Exercise aim: Pictures aside, write out every record exactly as it appears.

Data for this exercise:
☆ ☆ ☆ ☆ ☆

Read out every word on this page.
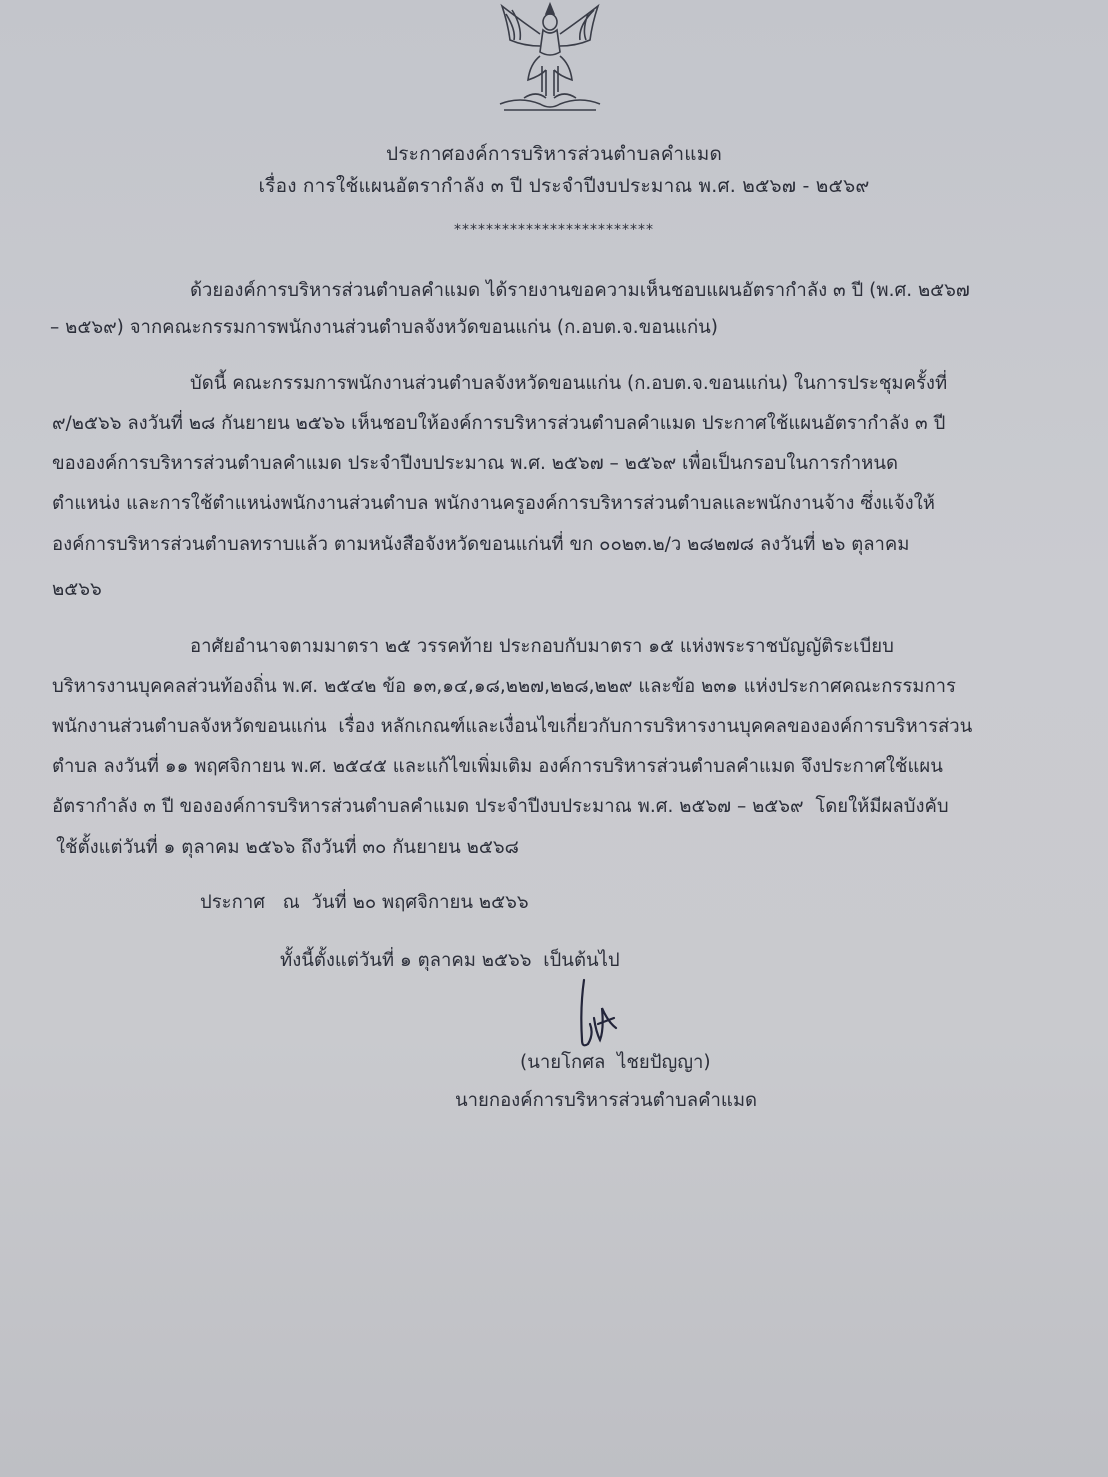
ประกาศองค์การบริหารส่วนตำบลคำแมด
เรื่อง การใช้แผนอัตรากำลัง ๓ ปี ประจำปีงบประมาณ พ.ศ. ๒๕๖๗ - ๒๕๖๙
*************************
ด้วยองค์การบริหารส่วนตำบลคำแมด ได้รายงานขอความเห็นชอบแผนอัตรากำลัง ๓ ปี (พ.ศ. ๒๕๖๗
– ๒๕๖๙) จากคณะกรรมการพนักงานส่วนตำบลจังหวัดขอนแก่น (ก.อบต.จ.ขอนแก่น)
บัดนี้ คณะกรรมการพนักงานส่วนตำบลจังหวัดขอนแก่น (ก.อบต.จ.ขอนแก่น) ในการประชุมครั้งที่
๙/๒๕๖๖ ลงวันที่ ๒๘ กันยายน ๒๕๖๖ เห็นชอบให้องค์การบริหารส่วนตำบลคำแมด ประกาศใช้แผนอัตรากำลัง ๓ ปี
ขององค์การบริหารส่วนตำบลคำแมด ประจำปีงบประมาณ พ.ศ. ๒๕๖๗ – ๒๕๖๙ เพื่อเป็นกรอบในการกำหนด
ตำแหน่ง และการใช้ตำแหน่งพนักงานส่วนตำบล พนักงานครูองค์การบริหารส่วนตำบลและพนักงานจ้าง ซึ่งแจ้งให้
องค์การบริหารส่วนตำบลทราบแล้ว ตามหนังสือจังหวัดขอนแก่นที่ ขก ๐๐๒๓.๒/ว ๒๘๒๗๘ ลงวันที่ ๒๖ ตุลาคม
๒๕๖๖
อาศัยอำนาจตามมาตรา ๒๕ วรรคท้าย ประกอบกับมาตรา ๑๕ แห่งพระราชบัญญัติระเบียบ
บริหารงานบุคคลส่วนท้องถิ่น พ.ศ. ๒๕๔๒ ข้อ ๑๓,๑๔,๑๘,๒๒๗,๒๒๘,๒๒๙ และข้อ ๒๓๑ แห่งประกาศคณะกรรมการ
พนักงานส่วนตำบลจังหวัดขอนแก่น  เรื่อง หลักเกณฑ์และเงื่อนไขเกี่ยวกับการบริหารงานบุคคลขององค์การบริหารส่วน
ตำบล ลงวันที่ ๑๑ พฤศจิกายน พ.ศ. ๒๕๔๕ และแก้ไขเพิ่มเติม องค์การบริหารส่วนตำบลคำแมด จึงประกาศใช้แผน
อัตรากำลัง ๓ ปี ขององค์การบริหารส่วนตำบลคำแมด ประจำปีงบประมาณ พ.ศ. ๒๕๖๗ – ๒๕๖๙  โดยให้มีผลบังคับ
ใช้ตั้งแต่วันที่ ๑ ตุลาคม ๒๕๖๖ ถึงวันที่ ๓๐ กันยายน ๒๕๖๘
ประกาศ   ณ  วันที่ ๒๐ พฤศจิกายน ๒๕๖๖
ทั้งนี้ตั้งแต่วันที่ ๑ ตุลาคม ๒๕๖๖  เป็นต้นไป
(นายโกศล  ไชยปัญญา)
นายกองค์การบริหารส่วนตำบลคำแมด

☆ ☆ ☆ ☆ ☆

Full answer:
Read out every word on this page.
ประกาศองค์การบริหารส่วนตำบลคำแมด
เรื่อง การใช้แผนอัตรากำลัง ๓ ปี ประจำปีงบประมาณ พ.ศ. ๒๕๖๗ - ๒๕๖๙
*************************
ด้วยองค์การบริหารส่วนตำบลคำแมด ได้รายงานขอความเห็นชอบแผนอัตรากำลัง ๓ ปี (พ.ศ. ๒๕๖๗
– ๒๕๖๙) จากคณะกรรมการพนักงานส่วนตำบลจังหวัดขอนแก่น (ก.อบต.จ.ขอนแก่น)
บัดนี้ คณะกรรมการพนักงานส่วนตำบลจังหวัดขอนแก่น (ก.อบต.จ.ขอนแก่น) ในการประชุมครั้งที่
๙/๒๕๖๖ ลงวันที่ ๒๘ กันยายน ๒๕๖๖ เห็นชอบให้องค์การบริหารส่วนตำบลคำแมด ประกาศใช้แผนอัตรากำลัง ๓ ปี
ขององค์การบริหารส่วนตำบลคำแมด ประจำปีงบประมาณ พ.ศ. ๒๕๖๗ – ๒๕๖๙ เพื่อเป็นกรอบในการกำหนด
ตำแหน่ง และการใช้ตำแหน่งพนักงานส่วนตำบล พนักงานครูองค์การบริหารส่วนตำบลและพนักงานจ้าง ซึ่งแจ้งให้
องค์การบริหารส่วนตำบลทราบแล้ว ตามหนังสือจังหวัดขอนแก่นที่ ขก ๐๐๒๓.๒/ว ๒๘๒๗๘ ลงวันที่ ๒๖ ตุลาคม
๒๕๖๖
อาศัยอำนาจตามมาตรา ๒๕ วรรคท้าย ประกอบกับมาตรา ๑๕ แห่งพระราชบัญญัติระเบียบ
บริหารงานบุคคลส่วนท้องถิ่น พ.ศ. ๒๕๔๒ ข้อ ๑๓,๑๔,๑๘,๒๒๗,๒๒๘,๒๒๙ และข้อ ๒๓๑ แห่งประกาศคณะกรรมการ
พนักงานส่วนตำบลจังหวัดขอนแก่น  เรื่อง หลักเกณฑ์และเงื่อนไขเกี่ยวกับการบริหารงานบุคคลขององค์การบริหารส่วน
ตำบล ลงวันที่ ๑๑ พฤศจิกายน พ.ศ. ๒๕๔๕ และแก้ไขเพิ่มเติม องค์การบริหารส่วนตำบลคำแมด จึงประกาศใช้แผน
อัตรากำลัง ๓ ปี ขององค์การบริหารส่วนตำบลคำแมด ประจำปีงบประมาณ พ.ศ. ๒๕๖๗ – ๒๕๖๙  โดยให้มีผลบังคับ
ใช้ตั้งแต่วันที่ ๑ ตุลาคม ๒๕๖๖ ถึงวันที่ ๓๐ กันยายน ๒๕๖๘
ประกาศ   ณ  วันที่ ๒๐ พฤศจิกายน ๒๕๖๖
ทั้งนี้ตั้งแต่วันที่ ๑ ตุลาคม ๒๕๖๖  เป็นต้นไป
(นายโกศล  ไชยปัญญา)
นายกองค์การบริหารส่วนตำบลคำแมด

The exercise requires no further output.